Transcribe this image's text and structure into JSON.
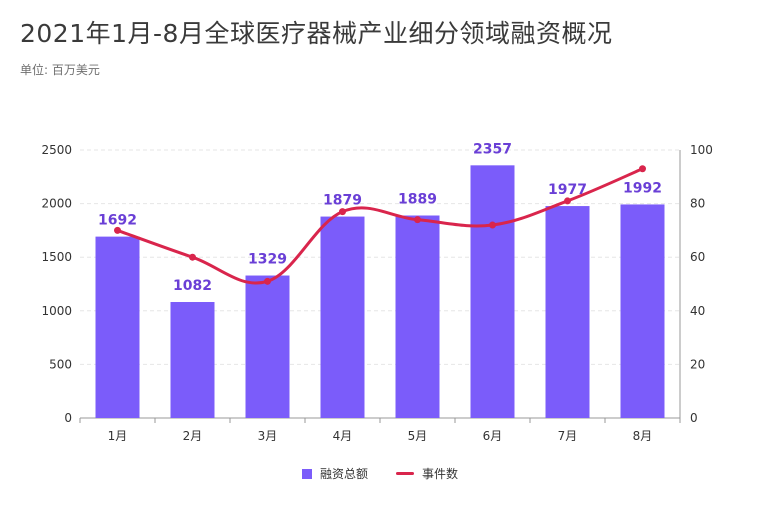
{
  "title": "2021年1月-8月全球医疗器械产业细分领域融资概况",
  "subtitle": "单位: 百万美元",
  "colors": {
    "bar": "#7b5cfa",
    "line": "#d9254c",
    "bar_label": "#6a3fd6",
    "grid": "#e6e6e6",
    "axis_text": "#333333"
  },
  "legend": {
    "bar_label": "融资总额",
    "line_label": "事件数"
  },
  "chart_data": {
    "type": "bar+line",
    "categories": [
      "1月",
      "2月",
      "3月",
      "4月",
      "5月",
      "6月",
      "7月",
      "8月"
    ],
    "series": [
      {
        "name": "融资总额",
        "type": "bar",
        "axis": "left",
        "values": [
          1692,
          1082,
          1329,
          1879,
          1889,
          2357,
          1977,
          1992
        ]
      },
      {
        "name": "事件数",
        "type": "line",
        "axis": "right",
        "values": [
          70,
          60,
          51,
          77,
          74,
          72,
          81,
          93
        ]
      }
    ],
    "ylim_left": [
      0,
      2500
    ],
    "yticks_left": [
      0,
      500,
      1000,
      1500,
      2000,
      2500
    ],
    "ylim_right": [
      0,
      100
    ],
    "yticks_right": [
      0,
      20,
      40,
      60,
      80,
      100
    ],
    "grid": true,
    "legend_position": "bottom"
  }
}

GIVEN TASK → In the copy, include all records verbatim but no images.

EXERCISE OUTPUT →
Transcribe this image's text and structure into JSON.
{
  "title": "2021年1月-8月全球医疗器械产业细分领域融资概况",
  "subtitle": "单位: 百万美元",
  "colors": {
    "bar": "#7b5cfa",
    "line": "#d9254c",
    "bar_label": "#6a3fd6",
    "grid": "#e6e6e6",
    "axis_text": "#333333"
  },
  "legend": {
    "bar_label": "融资总额",
    "line_label": "事件数"
  },
  "chart_data": {
    "type": "bar+line",
    "categories": [
      "1月",
      "2月",
      "3月",
      "4月",
      "5月",
      "6月",
      "7月",
      "8月"
    ],
    "series": [
      {
        "name": "融资总额",
        "type": "bar",
        "axis": "left",
        "values": [
          1692,
          1082,
          1329,
          1879,
          1889,
          2357,
          1977,
          1992
        ]
      },
      {
        "name": "事件数",
        "type": "line",
        "axis": "right",
        "values": [
          70,
          60,
          51,
          77,
          74,
          72,
          81,
          93
        ]
      }
    ],
    "ylim_left": [
      0,
      2500
    ],
    "yticks_left": [
      0,
      500,
      1000,
      1500,
      2000,
      2500
    ],
    "ylim_right": [
      0,
      100
    ],
    "yticks_right": [
      0,
      20,
      40,
      60,
      80,
      100
    ],
    "grid": true,
    "legend_position": "bottom"
  }
}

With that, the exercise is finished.